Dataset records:

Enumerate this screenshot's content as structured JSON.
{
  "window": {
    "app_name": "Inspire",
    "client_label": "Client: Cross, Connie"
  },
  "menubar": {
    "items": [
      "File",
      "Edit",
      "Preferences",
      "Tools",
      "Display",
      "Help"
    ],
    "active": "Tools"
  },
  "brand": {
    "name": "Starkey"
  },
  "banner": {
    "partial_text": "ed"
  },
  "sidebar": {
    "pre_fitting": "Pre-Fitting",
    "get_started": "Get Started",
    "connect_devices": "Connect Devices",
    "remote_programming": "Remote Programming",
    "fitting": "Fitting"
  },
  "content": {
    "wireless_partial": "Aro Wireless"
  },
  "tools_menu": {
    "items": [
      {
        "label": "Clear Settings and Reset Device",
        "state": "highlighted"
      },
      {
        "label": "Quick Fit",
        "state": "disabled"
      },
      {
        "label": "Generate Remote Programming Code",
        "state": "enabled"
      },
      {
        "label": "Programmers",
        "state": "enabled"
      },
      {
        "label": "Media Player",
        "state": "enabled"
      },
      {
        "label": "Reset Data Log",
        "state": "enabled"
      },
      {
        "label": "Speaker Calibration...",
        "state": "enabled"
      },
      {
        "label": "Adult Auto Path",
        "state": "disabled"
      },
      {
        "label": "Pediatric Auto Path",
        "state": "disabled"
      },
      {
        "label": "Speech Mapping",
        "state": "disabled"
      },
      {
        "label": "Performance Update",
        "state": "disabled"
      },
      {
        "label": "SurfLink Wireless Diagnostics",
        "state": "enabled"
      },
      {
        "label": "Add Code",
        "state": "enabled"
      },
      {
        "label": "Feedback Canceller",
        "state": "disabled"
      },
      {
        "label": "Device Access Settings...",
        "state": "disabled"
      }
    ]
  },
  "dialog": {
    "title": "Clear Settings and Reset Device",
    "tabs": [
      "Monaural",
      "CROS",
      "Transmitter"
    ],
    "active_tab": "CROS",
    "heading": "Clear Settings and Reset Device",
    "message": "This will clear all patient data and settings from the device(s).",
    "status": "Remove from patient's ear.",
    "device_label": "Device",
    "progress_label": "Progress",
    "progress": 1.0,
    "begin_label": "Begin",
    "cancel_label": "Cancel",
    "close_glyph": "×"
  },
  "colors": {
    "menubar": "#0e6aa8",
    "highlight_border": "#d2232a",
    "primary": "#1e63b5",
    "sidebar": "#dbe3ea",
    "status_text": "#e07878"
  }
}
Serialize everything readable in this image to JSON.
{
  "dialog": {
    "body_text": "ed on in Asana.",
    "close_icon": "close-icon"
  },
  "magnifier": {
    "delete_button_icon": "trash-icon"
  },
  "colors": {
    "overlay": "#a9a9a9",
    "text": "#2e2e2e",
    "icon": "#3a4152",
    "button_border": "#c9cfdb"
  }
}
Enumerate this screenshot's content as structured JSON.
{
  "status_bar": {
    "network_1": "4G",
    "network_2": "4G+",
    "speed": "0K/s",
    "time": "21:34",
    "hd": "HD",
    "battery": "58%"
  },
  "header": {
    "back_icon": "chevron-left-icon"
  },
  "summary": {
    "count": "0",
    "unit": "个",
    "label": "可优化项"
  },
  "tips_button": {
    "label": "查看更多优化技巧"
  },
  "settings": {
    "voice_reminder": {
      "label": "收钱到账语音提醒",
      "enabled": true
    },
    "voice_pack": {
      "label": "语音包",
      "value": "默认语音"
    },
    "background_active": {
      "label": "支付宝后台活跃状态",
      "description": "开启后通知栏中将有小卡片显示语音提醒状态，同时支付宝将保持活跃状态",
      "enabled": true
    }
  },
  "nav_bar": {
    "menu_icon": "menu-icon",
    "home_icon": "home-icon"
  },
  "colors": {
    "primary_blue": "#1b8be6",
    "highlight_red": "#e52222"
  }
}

● **PROBLEM REQUIREMENTS**
Print every record exactly as it was given.

● **TASK ANSWER**
Enumerate this screenshot's content as structured JSON.
{
  "window": {
    "app_name": "Inspire",
    "client_label": "Client: Cross, Connie"
  },
  "menubar": {
    "items": [
      "File",
      "Edit",
      "Preferences",
      "Tools",
      "Display",
      "Help"
    ],
    "active": "Tools"
  },
  "brand": {
    "name": "Starkey"
  },
  "banner": {
    "partial_text": "ed"
  },
  "sidebar": {
    "pre_fitting": "Pre-Fitting",
    "get_started": "Get Started",
    "connect_devices": "Connect Devices",
    "remote_programming": "Remote Programming",
    "fitting": "Fitting"
  },
  "content": {
    "wireless_partial": "Aro Wireless"
  },
  "tools_menu": {
    "items": [
      {
        "label": "Clear Settings and Reset Device",
        "state": "highlighted"
      },
      {
        "label": "Quick Fit",
        "state": "disabled"
      },
      {
        "label": "Generate Remote Programming Code",
        "state": "enabled"
      },
      {
        "label": "Programmers",
        "state": "enabled"
      },
      {
        "label": "Media Player",
        "state": "enabled"
      },
      {
        "label": "Reset Data Log",
        "state": "enabled"
      },
      {
        "label": "Speaker Calibration...",
        "state": "enabled"
      },
      {
        "label": "Adult Auto Path",
        "state": "disabled"
      },
      {
        "label": "Pediatric Auto Path",
        "state": "disabled"
      },
      {
        "label": "Speech Mapping",
        "state": "disabled"
      },
      {
        "label": "Performance Update",
        "state": "disabled"
      },
      {
        "label": "SurfLink Wireless Diagnostics",
        "state": "enabled"
      },
      {
        "label": "Add Code",
        "state": "enabled"
      },
      {
        "label": "Feedback Canceller",
        "state": "disabled"
      },
      {
        "label": "Device Access Settings...",
        "state": "disabled"
      }
    ]
  },
  "dialog": {
    "title": "Clear Settings and Reset Device",
    "tabs": [
      "Monaural",
      "CROS",
      "Transmitter"
    ],
    "active_tab": "CROS",
    "heading": "Clear Settings and Reset Device",
    "message": "This will clear all patient data and settings from the device(s).",
    "status": "Remove from patient's ear.",
    "device_label": "Device",
    "progress_label": "Progress",
    "progress": 1.0,
    "begin_label": "Begin",
    "cancel_label": "Cancel",
    "close_glyph": "×"
  },
  "colors": {
    "menubar": "#0e6aa8",
    "highlight_border": "#d2232a",
    "primary": "#1e63b5",
    "sidebar": "#dbe3ea",
    "status_text": "#e07878"
  }
}
Serialize everything readable in this image to JSON.
{
  "dialog": {
    "body_text": "ed on in Asana.",
    "close_icon": "close-icon"
  },
  "magnifier": {
    "delete_button_icon": "trash-icon"
  },
  "colors": {
    "overlay": "#a9a9a9",
    "text": "#2e2e2e",
    "icon": "#3a4152",
    "button_border": "#c9cfdb"
  }
}
Enumerate this screenshot's content as structured JSON.
{
  "status_bar": {
    "network_1": "4G",
    "network_2": "4G+",
    "speed": "0K/s",
    "time": "21:34",
    "hd": "HD",
    "battery": "58%"
  },
  "header": {
    "back_icon": "chevron-left-icon"
  },
  "summary": {
    "count": "0",
    "unit": "个",
    "label": "可优化项"
  },
  "tips_button": {
    "label": "查看更多优化技巧"
  },
  "settings": {
    "voice_reminder": {
      "label": "收钱到账语音提醒",
      "enabled": true
    },
    "voice_pack": {
      "label": "语音包",
      "value": "默认语音"
    },
    "background_active": {
      "label": "支付宝后台活跃状态",
      "description": "开启后通知栏中将有小卡片显示语音提醒状态，同时支付宝将保持活跃状态",
      "enabled": true
    }
  },
  "nav_bar": {
    "menu_icon": "menu-icon",
    "home_icon": "home-icon"
  },
  "colors": {
    "primary_blue": "#1b8be6",
    "highlight_red": "#e52222"
  }
}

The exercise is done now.